— What you should do —
In the data below, find every line with the string "price" and pull it out.

— Raw data —
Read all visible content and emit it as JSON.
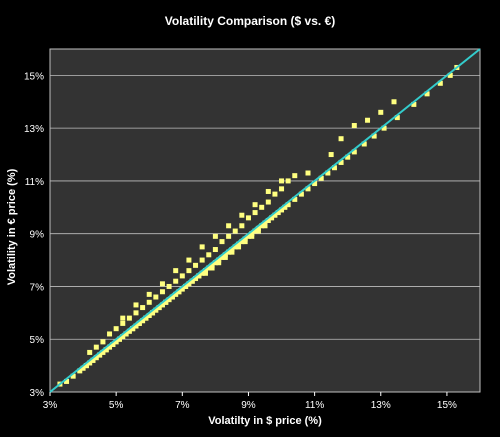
{
  "chart_data": {
    "type": "scatter",
    "title": "Volatility Comparison ($ vs. €)",
    "xlabel": "Volatilty in $ price (%)",
    "ylabel": "Volatility in € price (%)",
    "xlim": [
      3,
      16
    ],
    "ylim": [
      3,
      16
    ],
    "x_ticks": [
      "3%",
      "5%",
      "7%",
      "9%",
      "11%",
      "13%",
      "15%"
    ],
    "y_ticks": [
      "3%",
      "5%",
      "7%",
      "9%",
      "11%",
      "13%",
      "15%"
    ],
    "grid": "horizontal",
    "reference_line": {
      "x": [
        3,
        16
      ],
      "y": [
        3,
        16
      ]
    },
    "series": [
      {
        "x": [
          3.3,
          3.5,
          3.7,
          3.9,
          4.0,
          4.1,
          4.2,
          4.3,
          4.4,
          4.5,
          4.6,
          4.7,
          4.8,
          4.9,
          5.0,
          5.1,
          5.2,
          5.3,
          5.4,
          5.5,
          5.6,
          5.7,
          5.8,
          5.9,
          6.0,
          6.1,
          6.2,
          6.3,
          6.4,
          6.5,
          6.6,
          6.7,
          6.8,
          6.9,
          7.0,
          7.1,
          7.2,
          7.3,
          7.4,
          7.5,
          7.6,
          7.7,
          7.8,
          7.9,
          8.0,
          8.1,
          8.2,
          8.3,
          8.4,
          8.5,
          8.6,
          8.7,
          8.8,
          8.9,
          9.0,
          9.1,
          9.2,
          9.3,
          9.4,
          9.5,
          9.6,
          9.7,
          9.8,
          9.9,
          10.0,
          10.1,
          10.2,
          10.4,
          10.6,
          10.8,
          11.0,
          11.2,
          11.4,
          11.6,
          11.8,
          12.0,
          12.2,
          12.5,
          12.8,
          13.1,
          13.5,
          14.0,
          14.4,
          14.8,
          15.1,
          15.3,
          4.2,
          4.4,
          4.6,
          4.8,
          5.0,
          5.2,
          5.4,
          5.6,
          5.8,
          6.0,
          6.2,
          6.4,
          6.6,
          6.8,
          7.0,
          7.2,
          7.4,
          7.6,
          7.8,
          8.0,
          8.2,
          8.4,
          8.6,
          8.8,
          9.0,
          9.2,
          9.4,
          9.6,
          9.8,
          10.0,
          10.2,
          4.1,
          4.3,
          4.5,
          4.7,
          4.9,
          5.1,
          5.3,
          5.5,
          5.7,
          5.9,
          6.1,
          6.3,
          6.5,
          6.7,
          6.9,
          7.1,
          7.3,
          7.5,
          7.7,
          7.9,
          8.1,
          8.3,
          8.5,
          8.7,
          8.9,
          9.1,
          9.3,
          9.5,
          5.2,
          5.6,
          6.0,
          6.4,
          6.8,
          7.2,
          7.6,
          8.0,
          8.4,
          8.8,
          9.2,
          9.6,
          10.0,
          10.4,
          10.8,
          11.5,
          11.8,
          12.2,
          12.6,
          13.0,
          13.4
        ],
        "y": [
          3.3,
          3.4,
          3.6,
          3.8,
          3.9,
          4.0,
          4.1,
          4.2,
          4.3,
          4.4,
          4.5,
          4.6,
          4.7,
          4.8,
          4.9,
          5.0,
          5.1,
          5.2,
          5.3,
          5.4,
          5.5,
          5.6,
          5.7,
          5.8,
          5.9,
          6.0,
          6.1,
          6.2,
          6.3,
          6.4,
          6.5,
          6.6,
          6.7,
          6.8,
          6.9,
          7.0,
          7.1,
          7.2,
          7.3,
          7.4,
          7.5,
          7.6,
          7.7,
          7.8,
          7.9,
          8.0,
          8.1,
          8.2,
          8.3,
          8.4,
          8.5,
          8.6,
          8.7,
          8.8,
          8.9,
          9.0,
          9.1,
          9.2,
          9.3,
          9.4,
          9.5,
          9.6,
          9.7,
          9.8,
          9.9,
          10.0,
          10.1,
          10.3,
          10.5,
          10.7,
          10.9,
          11.1,
          11.3,
          11.5,
          11.7,
          11.9,
          12.1,
          12.4,
          12.7,
          13.0,
          13.4,
          13.9,
          14.3,
          14.7,
          15.0,
          15.3,
          4.5,
          4.7,
          4.9,
          5.2,
          5.4,
          5.6,
          5.8,
          6.0,
          6.2,
          6.4,
          6.6,
          6.8,
          7.0,
          7.2,
          7.4,
          7.6,
          7.8,
          8.0,
          8.2,
          8.4,
          8.7,
          8.9,
          9.1,
          9.3,
          9.6,
          9.8,
          10.0,
          10.2,
          10.5,
          10.7,
          11.0,
          4.0,
          4.2,
          4.4,
          4.6,
          4.8,
          5.0,
          5.2,
          5.4,
          5.6,
          5.8,
          6.0,
          6.2,
          6.4,
          6.6,
          6.8,
          7.0,
          7.2,
          7.4,
          7.5,
          7.7,
          7.9,
          8.1,
          8.3,
          8.5,
          8.7,
          8.9,
          9.1,
          9.3,
          5.8,
          6.3,
          6.7,
          7.1,
          7.6,
          8.0,
          8.5,
          8.9,
          9.3,
          9.7,
          10.1,
          10.6,
          11.0,
          11.2,
          11.3,
          12.0,
          12.6,
          13.1,
          13.3,
          13.6,
          14.0
        ]
      }
    ],
    "colors": {
      "points": "#ffff80",
      "line": "#33cccc",
      "plot_bg": "#333333",
      "grid": "#bfbfbf"
    }
  }
}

— Expected output —
    "xlabel": "Volatilty in $ price (%)",
    "ylabel": "Volatility in € price (%)",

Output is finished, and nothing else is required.